[DO THIS] Reproduce the records verbatim, starting at their first line and stopping after the line that contains "residual-point <box>342 706 345 710</box>", with that line included.

[TASK DATA]
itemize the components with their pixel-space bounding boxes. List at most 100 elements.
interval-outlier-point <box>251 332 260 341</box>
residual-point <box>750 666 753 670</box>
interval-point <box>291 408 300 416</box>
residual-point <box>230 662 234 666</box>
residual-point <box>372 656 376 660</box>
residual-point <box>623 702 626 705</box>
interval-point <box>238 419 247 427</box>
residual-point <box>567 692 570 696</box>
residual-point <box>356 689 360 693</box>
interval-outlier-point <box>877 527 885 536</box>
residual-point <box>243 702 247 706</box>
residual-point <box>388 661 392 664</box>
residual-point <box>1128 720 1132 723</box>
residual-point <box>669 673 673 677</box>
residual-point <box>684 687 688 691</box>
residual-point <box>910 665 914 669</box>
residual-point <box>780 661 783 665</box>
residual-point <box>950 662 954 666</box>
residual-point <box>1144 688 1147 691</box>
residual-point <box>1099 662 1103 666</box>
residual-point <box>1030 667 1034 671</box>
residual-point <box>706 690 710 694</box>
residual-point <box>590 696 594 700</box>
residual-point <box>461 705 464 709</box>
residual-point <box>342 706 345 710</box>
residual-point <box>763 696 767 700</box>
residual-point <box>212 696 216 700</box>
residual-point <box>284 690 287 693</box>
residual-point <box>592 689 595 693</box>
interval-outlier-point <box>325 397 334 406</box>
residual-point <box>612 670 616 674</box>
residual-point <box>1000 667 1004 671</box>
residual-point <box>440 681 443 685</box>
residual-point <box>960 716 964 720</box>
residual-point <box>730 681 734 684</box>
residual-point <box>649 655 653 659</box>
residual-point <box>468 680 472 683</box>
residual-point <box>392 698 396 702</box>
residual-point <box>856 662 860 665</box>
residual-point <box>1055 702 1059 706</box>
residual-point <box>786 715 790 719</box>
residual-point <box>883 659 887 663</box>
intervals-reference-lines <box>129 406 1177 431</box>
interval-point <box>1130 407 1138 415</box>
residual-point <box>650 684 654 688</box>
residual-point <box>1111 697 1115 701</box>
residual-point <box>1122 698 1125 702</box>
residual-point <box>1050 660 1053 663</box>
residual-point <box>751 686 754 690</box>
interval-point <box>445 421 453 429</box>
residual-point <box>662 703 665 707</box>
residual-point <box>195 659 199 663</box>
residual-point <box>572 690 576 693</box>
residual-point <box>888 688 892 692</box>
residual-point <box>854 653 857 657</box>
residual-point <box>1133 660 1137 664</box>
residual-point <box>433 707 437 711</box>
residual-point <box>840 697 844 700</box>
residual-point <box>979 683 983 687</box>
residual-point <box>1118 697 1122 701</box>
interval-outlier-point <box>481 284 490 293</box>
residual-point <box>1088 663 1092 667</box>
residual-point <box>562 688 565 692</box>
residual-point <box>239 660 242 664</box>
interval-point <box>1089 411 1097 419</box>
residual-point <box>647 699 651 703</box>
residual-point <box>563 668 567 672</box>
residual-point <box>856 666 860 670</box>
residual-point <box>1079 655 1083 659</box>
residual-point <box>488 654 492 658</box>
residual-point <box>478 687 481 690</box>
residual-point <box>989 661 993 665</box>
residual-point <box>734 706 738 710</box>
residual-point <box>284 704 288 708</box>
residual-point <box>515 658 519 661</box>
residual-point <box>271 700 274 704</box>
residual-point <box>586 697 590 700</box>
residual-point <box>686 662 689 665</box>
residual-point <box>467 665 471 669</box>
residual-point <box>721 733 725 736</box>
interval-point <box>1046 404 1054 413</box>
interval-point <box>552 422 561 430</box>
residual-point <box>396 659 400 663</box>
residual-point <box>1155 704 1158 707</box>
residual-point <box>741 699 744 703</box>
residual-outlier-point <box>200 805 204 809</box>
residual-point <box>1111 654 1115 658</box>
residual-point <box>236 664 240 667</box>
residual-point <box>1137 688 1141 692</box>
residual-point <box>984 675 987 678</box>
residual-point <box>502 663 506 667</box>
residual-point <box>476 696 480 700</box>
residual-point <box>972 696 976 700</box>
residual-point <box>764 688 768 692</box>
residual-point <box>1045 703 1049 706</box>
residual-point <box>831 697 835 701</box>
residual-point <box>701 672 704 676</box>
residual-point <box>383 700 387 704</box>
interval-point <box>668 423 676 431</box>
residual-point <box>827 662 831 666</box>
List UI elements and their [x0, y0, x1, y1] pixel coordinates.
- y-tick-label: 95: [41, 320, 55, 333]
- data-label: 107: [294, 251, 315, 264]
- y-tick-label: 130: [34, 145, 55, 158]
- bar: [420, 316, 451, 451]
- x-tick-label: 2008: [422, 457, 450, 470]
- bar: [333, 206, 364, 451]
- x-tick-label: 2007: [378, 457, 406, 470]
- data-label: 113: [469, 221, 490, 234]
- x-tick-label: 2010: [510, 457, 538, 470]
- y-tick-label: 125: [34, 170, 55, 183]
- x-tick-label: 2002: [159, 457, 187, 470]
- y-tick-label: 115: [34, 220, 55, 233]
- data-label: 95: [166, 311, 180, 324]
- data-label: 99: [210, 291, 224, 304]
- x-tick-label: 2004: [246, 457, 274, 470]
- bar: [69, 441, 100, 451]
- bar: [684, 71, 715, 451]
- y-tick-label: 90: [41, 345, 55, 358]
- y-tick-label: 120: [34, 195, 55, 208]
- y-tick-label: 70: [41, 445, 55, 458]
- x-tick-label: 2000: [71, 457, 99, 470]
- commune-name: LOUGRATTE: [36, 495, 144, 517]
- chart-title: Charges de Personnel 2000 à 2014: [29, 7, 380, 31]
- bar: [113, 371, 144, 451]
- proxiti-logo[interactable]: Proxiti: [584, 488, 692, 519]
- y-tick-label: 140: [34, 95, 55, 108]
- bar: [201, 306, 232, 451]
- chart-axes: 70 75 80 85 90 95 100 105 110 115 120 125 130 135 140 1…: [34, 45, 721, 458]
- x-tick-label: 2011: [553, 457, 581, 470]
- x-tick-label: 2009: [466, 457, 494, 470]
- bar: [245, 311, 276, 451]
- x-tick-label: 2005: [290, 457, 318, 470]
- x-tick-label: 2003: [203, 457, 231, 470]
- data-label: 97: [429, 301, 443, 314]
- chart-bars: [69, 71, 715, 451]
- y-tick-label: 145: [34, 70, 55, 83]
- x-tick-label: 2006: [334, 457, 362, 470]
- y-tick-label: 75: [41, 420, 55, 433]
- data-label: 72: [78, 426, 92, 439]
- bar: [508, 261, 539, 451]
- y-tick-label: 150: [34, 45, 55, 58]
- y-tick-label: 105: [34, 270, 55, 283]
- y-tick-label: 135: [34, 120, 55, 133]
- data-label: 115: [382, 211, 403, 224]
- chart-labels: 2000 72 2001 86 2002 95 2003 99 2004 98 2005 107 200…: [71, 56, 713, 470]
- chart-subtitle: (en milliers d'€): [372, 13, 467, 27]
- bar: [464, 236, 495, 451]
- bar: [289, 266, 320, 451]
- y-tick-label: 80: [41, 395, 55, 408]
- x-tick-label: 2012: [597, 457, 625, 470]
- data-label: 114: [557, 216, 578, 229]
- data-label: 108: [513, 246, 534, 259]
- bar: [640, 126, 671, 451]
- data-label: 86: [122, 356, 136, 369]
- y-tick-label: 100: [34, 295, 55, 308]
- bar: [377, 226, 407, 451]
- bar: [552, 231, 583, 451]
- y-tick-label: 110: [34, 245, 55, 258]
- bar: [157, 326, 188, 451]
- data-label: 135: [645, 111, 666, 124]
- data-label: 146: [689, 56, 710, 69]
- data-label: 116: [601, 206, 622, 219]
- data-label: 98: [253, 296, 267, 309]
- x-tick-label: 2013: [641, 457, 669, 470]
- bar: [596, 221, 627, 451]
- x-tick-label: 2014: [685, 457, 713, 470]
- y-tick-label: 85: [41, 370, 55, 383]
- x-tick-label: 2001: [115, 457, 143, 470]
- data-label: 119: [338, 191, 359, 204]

[FINISHED TASK]
itemize the components with their pixel-space bounding boxes. List at most 100 elements.
interval-outlier-point <box>251 332 260 341</box>
residual-point <box>750 666 753 670</box>
interval-point <box>291 408 300 416</box>
residual-point <box>230 662 234 666</box>
residual-point <box>372 656 376 660</box>
residual-point <box>623 702 626 705</box>
interval-point <box>238 419 247 427</box>
residual-point <box>567 692 570 696</box>
residual-point <box>356 689 360 693</box>
interval-outlier-point <box>877 527 885 536</box>
residual-point <box>243 702 247 706</box>
residual-point <box>388 661 392 664</box>
residual-point <box>1128 720 1132 723</box>
residual-point <box>669 673 673 677</box>
residual-point <box>684 687 688 691</box>
residual-point <box>910 665 914 669</box>
residual-point <box>780 661 783 665</box>
residual-point <box>950 662 954 666</box>
residual-point <box>1144 688 1147 691</box>
residual-point <box>1099 662 1103 666</box>
residual-point <box>1030 667 1034 671</box>
residual-point <box>706 690 710 694</box>
residual-point <box>590 696 594 700</box>
residual-point <box>461 705 464 709</box>
residual-point <box>342 706 345 710</box>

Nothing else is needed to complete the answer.